**HOW TO COMPLETE THIS TASK**
What lines in the following entries hold the word "Einstellung"? Copy each one.

◇ ◇ ◇ ◇ ◇ ◇ ◇

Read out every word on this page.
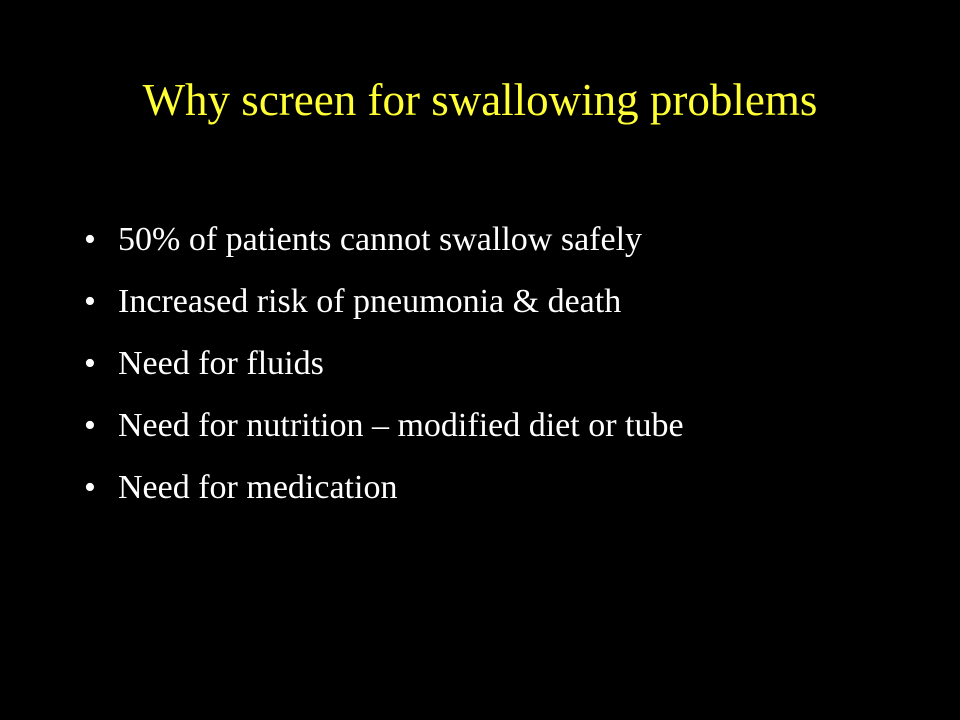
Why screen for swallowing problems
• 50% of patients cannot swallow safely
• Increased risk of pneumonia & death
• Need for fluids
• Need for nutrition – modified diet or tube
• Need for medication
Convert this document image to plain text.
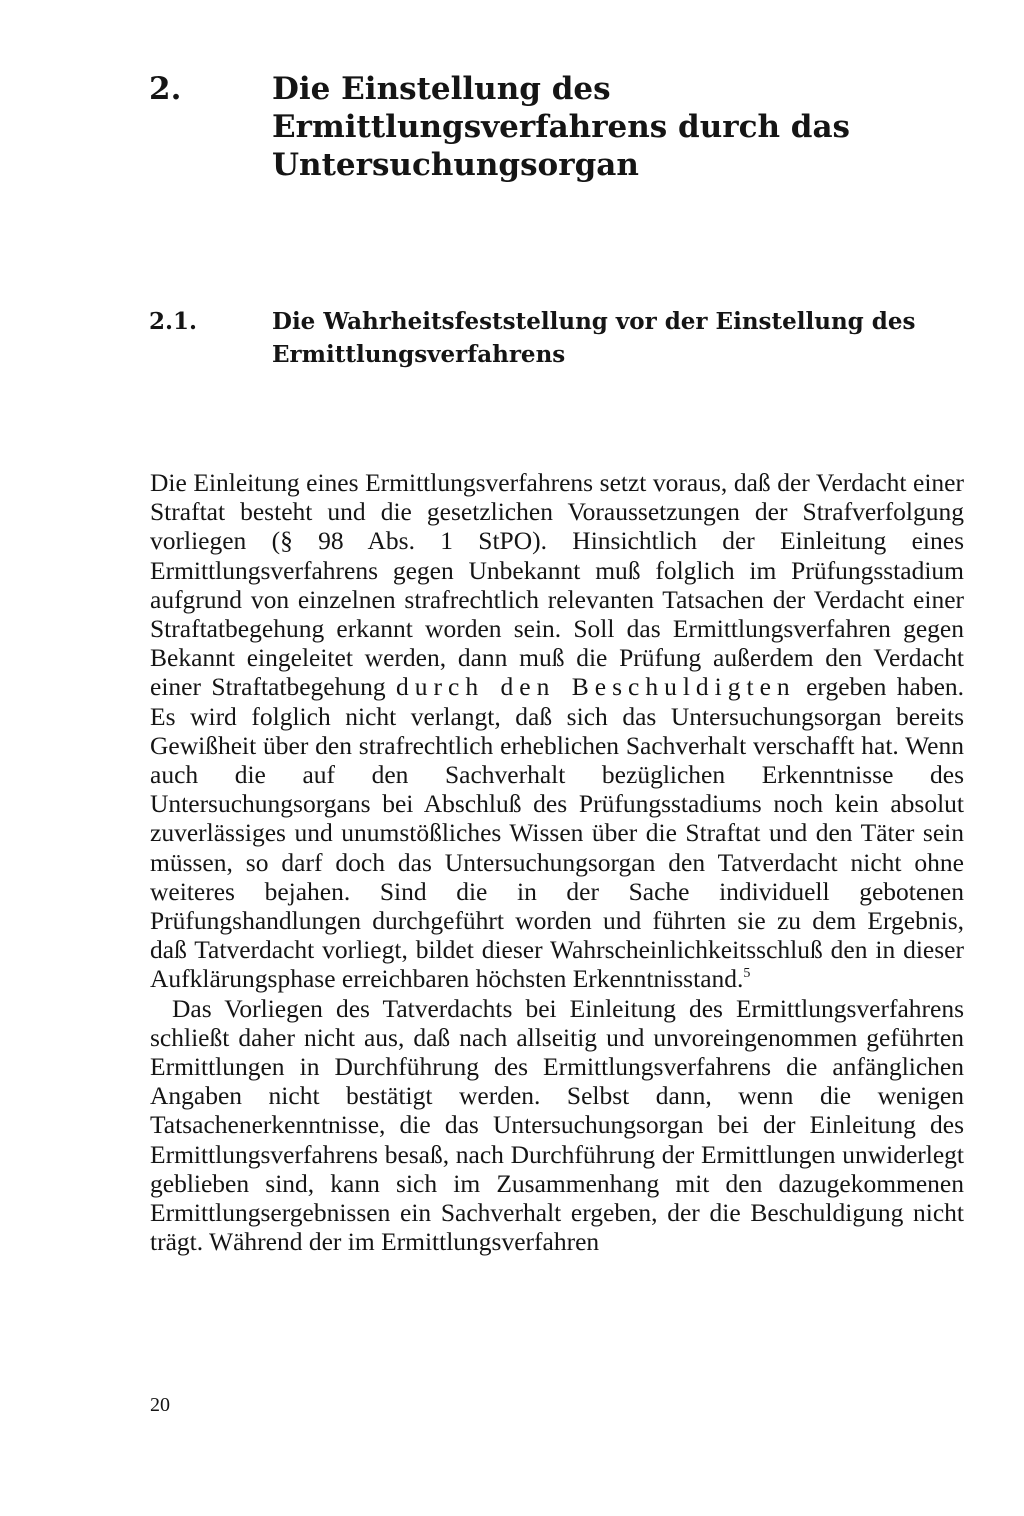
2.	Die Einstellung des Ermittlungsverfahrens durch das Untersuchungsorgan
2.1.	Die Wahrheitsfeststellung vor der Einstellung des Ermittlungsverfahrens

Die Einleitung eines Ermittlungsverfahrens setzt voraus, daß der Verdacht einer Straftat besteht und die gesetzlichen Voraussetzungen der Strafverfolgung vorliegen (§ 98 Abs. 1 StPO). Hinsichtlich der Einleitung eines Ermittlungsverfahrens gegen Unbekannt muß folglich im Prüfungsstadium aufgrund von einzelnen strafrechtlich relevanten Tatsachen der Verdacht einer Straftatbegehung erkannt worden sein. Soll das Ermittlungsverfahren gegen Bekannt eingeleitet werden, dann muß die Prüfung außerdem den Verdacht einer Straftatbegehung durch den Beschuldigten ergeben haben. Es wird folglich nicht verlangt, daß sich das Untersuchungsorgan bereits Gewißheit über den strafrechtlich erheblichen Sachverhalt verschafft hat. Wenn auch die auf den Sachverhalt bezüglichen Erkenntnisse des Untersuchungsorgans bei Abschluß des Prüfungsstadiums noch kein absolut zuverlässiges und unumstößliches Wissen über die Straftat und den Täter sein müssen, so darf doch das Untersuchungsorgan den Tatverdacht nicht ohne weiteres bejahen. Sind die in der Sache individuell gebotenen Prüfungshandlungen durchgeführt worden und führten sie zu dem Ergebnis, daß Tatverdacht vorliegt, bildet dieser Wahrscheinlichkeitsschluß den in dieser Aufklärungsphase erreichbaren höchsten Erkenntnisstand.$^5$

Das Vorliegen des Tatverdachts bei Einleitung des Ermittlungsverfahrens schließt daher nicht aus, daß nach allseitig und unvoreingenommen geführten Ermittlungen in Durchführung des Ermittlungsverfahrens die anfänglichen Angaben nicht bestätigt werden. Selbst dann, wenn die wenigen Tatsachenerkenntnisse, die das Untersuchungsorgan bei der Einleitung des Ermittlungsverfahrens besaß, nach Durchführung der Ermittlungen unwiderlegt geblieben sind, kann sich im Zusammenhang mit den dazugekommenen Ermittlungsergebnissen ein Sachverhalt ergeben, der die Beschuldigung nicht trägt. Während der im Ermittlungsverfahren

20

◇ ◇ ◇ ◇ ◇ ◇ ◇

**TASK RESPONSE**
2.	Die Einstellung des Ermittlungsverfahrens durch das Untersuchungsorgan
2.1.	Die Wahrheitsfeststellung vor der Einstellung des Ermittlungsverfahrens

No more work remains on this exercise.